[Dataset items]
________________________________________
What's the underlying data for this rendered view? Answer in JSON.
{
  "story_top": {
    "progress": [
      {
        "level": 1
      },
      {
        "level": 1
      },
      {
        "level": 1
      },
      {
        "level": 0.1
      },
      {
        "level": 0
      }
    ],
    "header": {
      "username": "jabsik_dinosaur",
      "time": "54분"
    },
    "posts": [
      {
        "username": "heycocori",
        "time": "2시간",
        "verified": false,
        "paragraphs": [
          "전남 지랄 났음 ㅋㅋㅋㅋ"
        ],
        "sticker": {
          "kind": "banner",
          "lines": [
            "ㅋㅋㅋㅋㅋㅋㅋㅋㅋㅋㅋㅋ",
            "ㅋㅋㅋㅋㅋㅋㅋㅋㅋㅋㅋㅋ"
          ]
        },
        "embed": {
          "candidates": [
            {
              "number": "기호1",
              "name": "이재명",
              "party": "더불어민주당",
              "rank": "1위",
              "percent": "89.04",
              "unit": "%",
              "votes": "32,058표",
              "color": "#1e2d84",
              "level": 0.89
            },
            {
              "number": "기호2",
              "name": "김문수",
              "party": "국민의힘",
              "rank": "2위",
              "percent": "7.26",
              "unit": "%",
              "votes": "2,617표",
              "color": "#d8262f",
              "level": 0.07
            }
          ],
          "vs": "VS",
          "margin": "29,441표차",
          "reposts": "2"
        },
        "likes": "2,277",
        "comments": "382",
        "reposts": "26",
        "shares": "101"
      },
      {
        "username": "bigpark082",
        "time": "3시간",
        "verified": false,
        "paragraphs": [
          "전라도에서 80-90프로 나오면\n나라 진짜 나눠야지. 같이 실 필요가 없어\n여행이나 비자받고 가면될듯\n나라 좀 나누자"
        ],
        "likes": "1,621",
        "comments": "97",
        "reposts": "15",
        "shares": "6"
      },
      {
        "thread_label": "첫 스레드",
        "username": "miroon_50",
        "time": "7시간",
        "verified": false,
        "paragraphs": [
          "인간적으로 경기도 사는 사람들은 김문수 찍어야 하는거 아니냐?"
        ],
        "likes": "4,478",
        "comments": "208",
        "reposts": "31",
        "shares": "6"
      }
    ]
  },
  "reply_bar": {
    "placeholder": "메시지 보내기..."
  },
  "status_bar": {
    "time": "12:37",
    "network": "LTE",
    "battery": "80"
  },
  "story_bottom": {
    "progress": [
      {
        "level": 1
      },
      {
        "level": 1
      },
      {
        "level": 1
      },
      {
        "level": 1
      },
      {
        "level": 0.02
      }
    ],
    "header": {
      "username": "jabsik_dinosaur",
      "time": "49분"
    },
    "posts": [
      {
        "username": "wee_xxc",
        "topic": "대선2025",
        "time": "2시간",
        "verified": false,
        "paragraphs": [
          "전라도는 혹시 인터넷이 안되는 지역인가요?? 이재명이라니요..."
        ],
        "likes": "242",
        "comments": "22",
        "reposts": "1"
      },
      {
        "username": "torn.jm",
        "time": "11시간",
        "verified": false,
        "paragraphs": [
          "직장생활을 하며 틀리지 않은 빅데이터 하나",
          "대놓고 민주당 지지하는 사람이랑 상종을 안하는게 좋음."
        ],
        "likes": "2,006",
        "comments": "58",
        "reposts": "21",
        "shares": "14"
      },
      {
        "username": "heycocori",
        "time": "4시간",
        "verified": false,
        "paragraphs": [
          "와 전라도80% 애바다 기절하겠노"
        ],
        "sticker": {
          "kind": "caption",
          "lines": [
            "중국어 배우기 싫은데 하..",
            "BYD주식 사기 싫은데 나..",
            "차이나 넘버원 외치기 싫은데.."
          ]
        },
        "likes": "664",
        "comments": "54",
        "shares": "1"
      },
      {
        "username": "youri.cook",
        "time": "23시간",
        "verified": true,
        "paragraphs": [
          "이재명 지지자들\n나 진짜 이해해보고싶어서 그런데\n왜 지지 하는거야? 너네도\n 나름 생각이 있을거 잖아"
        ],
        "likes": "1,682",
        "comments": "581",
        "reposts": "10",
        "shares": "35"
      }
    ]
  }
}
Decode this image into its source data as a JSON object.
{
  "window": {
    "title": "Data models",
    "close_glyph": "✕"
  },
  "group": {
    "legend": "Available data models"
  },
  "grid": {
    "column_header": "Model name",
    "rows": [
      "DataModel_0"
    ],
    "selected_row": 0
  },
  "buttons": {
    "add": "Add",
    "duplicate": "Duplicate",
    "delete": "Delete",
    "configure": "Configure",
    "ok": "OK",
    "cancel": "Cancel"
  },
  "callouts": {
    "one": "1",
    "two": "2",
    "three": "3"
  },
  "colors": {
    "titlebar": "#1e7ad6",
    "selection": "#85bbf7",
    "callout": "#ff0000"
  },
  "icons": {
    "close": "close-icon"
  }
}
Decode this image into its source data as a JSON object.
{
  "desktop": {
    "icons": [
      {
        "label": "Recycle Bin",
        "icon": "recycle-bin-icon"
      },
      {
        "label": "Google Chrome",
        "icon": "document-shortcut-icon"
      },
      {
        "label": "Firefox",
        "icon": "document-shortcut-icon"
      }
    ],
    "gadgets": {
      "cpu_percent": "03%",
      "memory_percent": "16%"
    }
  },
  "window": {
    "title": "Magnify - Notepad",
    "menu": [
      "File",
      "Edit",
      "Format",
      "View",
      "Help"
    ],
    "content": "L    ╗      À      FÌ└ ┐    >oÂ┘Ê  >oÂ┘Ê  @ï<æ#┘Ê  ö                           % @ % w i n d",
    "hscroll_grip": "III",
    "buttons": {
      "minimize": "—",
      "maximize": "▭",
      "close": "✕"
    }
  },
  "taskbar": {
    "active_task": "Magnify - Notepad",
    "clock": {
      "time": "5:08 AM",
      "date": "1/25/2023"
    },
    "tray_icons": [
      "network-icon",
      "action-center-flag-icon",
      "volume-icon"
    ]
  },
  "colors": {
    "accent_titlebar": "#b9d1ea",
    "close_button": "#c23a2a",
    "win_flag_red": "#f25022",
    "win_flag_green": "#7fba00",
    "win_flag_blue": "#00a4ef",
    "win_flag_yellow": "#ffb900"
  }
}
________________________________________
» **Task brief**
Write the material out again in its entirety, exactly as shown.

» **Final result**
What's the underlying data for this rendered view? Answer in JSON.
{
  "story_top": {
    "progress": [
      {
        "level": 1
      },
      {
        "level": 1
      },
      {
        "level": 1
      },
      {
        "level": 0.1
      },
      {
        "level": 0
      }
    ],
    "header": {
      "username": "jabsik_dinosaur",
      "time": "54분"
    },
    "posts": [
      {
        "username": "heycocori",
        "time": "2시간",
        "verified": false,
        "paragraphs": [
          "전남 지랄 났음 ㅋㅋㅋㅋ"
        ],
        "sticker": {
          "kind": "banner",
          "lines": [
            "ㅋㅋㅋㅋㅋㅋㅋㅋㅋㅋㅋㅋ",
            "ㅋㅋㅋㅋㅋㅋㅋㅋㅋㅋㅋㅋ"
          ]
        },
        "embed": {
          "candidates": [
            {
              "number": "기호1",
              "name": "이재명",
              "party": "더불어민주당",
              "rank": "1위",
              "percent": "89.04",
              "unit": "%",
              "votes": "32,058표",
              "color": "#1e2d84",
              "level": 0.89
            },
            {
              "number": "기호2",
              "name": "김문수",
              "party": "국민의힘",
              "rank": "2위",
              "percent": "7.26",
              "unit": "%",
              "votes": "2,617표",
              "color": "#d8262f",
              "level": 0.07
            }
          ],
          "vs": "VS",
          "margin": "29,441표차",
          "reposts": "2"
        },
        "likes": "2,277",
        "comments": "382",
        "reposts": "26",
        "shares": "101"
      },
      {
        "username": "bigpark082",
        "time": "3시간",
        "verified": false,
        "paragraphs": [
          "전라도에서 80-90프로 나오면\n나라 진짜 나눠야지. 같이 실 필요가 없어\n여행이나 비자받고 가면될듯\n나라 좀 나누자"
        ],
        "likes": "1,621",
        "comments": "97",
        "reposts": "15",
        "shares": "6"
      },
      {
        "thread_label": "첫 스레드",
        "username": "miroon_50",
        "time": "7시간",
        "verified": false,
        "paragraphs": [
          "인간적으로 경기도 사는 사람들은 김문수 찍어야 하는거 아니냐?"
        ],
        "likes": "4,478",
        "comments": "208",
        "reposts": "31",
        "shares": "6"
      }
    ]
  },
  "reply_bar": {
    "placeholder": "메시지 보내기..."
  },
  "status_bar": {
    "time": "12:37",
    "network": "LTE",
    "battery": "80"
  },
  "story_bottom": {
    "progress": [
      {
        "level": 1
      },
      {
        "level": 1
      },
      {
        "level": 1
      },
      {
        "level": 1
      },
      {
        "level": 0.02
      }
    ],
    "header": {
      "username": "jabsik_dinosaur",
      "time": "49분"
    },
    "posts": [
      {
        "username": "wee_xxc",
        "topic": "대선2025",
        "time": "2시간",
        "verified": false,
        "paragraphs": [
          "전라도는 혹시 인터넷이 안되는 지역인가요?? 이재명이라니요..."
        ],
        "likes": "242",
        "comments": "22",
        "reposts": "1"
      },
      {
        "username": "torn.jm",
        "time": "11시간",
        "verified": false,
        "paragraphs": [
          "직장생활을 하며 틀리지 않은 빅데이터 하나",
          "대놓고 민주당 지지하는 사람이랑 상종을 안하는게 좋음."
        ],
        "likes": "2,006",
        "comments": "58",
        "reposts": "21",
        "shares": "14"
      },
      {
        "username": "heycocori",
        "time": "4시간",
        "verified": false,
        "paragraphs": [
          "와 전라도80% 애바다 기절하겠노"
        ],
        "sticker": {
          "kind": "caption",
          "lines": [
            "중국어 배우기 싫은데 하..",
            "BYD주식 사기 싫은데 나..",
            "차이나 넘버원 외치기 싫은데.."
          ]
        },
        "likes": "664",
        "comments": "54",
        "shares": "1"
      },
      {
        "username": "youri.cook",
        "time": "23시간",
        "verified": true,
        "paragraphs": [
          "이재명 지지자들\n나 진짜 이해해보고싶어서 그런데\n왜 지지 하는거야? 너네도\n 나름 생각이 있을거 잖아"
        ],
        "likes": "1,682",
        "comments": "581",
        "reposts": "10",
        "shares": "35"
      }
    ]
  }
}
Decode this image into its source data as a JSON object.
{
  "window": {
    "title": "Data models",
    "close_glyph": "✕"
  },
  "group": {
    "legend": "Available data models"
  },
  "grid": {
    "column_header": "Model name",
    "rows": [
      "DataModel_0"
    ],
    "selected_row": 0
  },
  "buttons": {
    "add": "Add",
    "duplicate": "Duplicate",
    "delete": "Delete",
    "configure": "Configure",
    "ok": "OK",
    "cancel": "Cancel"
  },
  "callouts": {
    "one": "1",
    "two": "2",
    "three": "3"
  },
  "colors": {
    "titlebar": "#1e7ad6",
    "selection": "#85bbf7",
    "callout": "#ff0000"
  },
  "icons": {
    "close": "close-icon"
  }
}
Decode this image into its source data as a JSON object.
{
  "desktop": {
    "icons": [
      {
        "label": "Recycle Bin",
        "icon": "recycle-bin-icon"
      },
      {
        "label": "Google Chrome",
        "icon": "document-shortcut-icon"
      },
      {
        "label": "Firefox",
        "icon": "document-shortcut-icon"
      }
    ],
    "gadgets": {
      "cpu_percent": "03%",
      "memory_percent": "16%"
    }
  },
  "window": {
    "title": "Magnify - Notepad",
    "menu": [
      "File",
      "Edit",
      "Format",
      "View",
      "Help"
    ],
    "content": "L    ╗      À      FÌ└ ┐    >oÂ┘Ê  >oÂ┘Ê  @ï<æ#┘Ê  ö                           % @ % w i n d",
    "hscroll_grip": "III",
    "buttons": {
      "minimize": "—",
      "maximize": "▭",
      "close": "✕"
    }
  },
  "taskbar": {
    "active_task": "Magnify - Notepad",
    "clock": {
      "time": "5:08 AM",
      "date": "1/25/2023"
    },
    "tray_icons": [
      "network-icon",
      "action-center-flag-icon",
      "volume-icon"
    ]
  },
  "colors": {
    "accent_titlebar": "#b9d1ea",
    "close_button": "#c23a2a",
    "win_flag_red": "#f25022",
    "win_flag_green": "#7fba00",
    "win_flag_blue": "#00a4ef",
    "win_flag_yellow": "#ffb900"
  }
}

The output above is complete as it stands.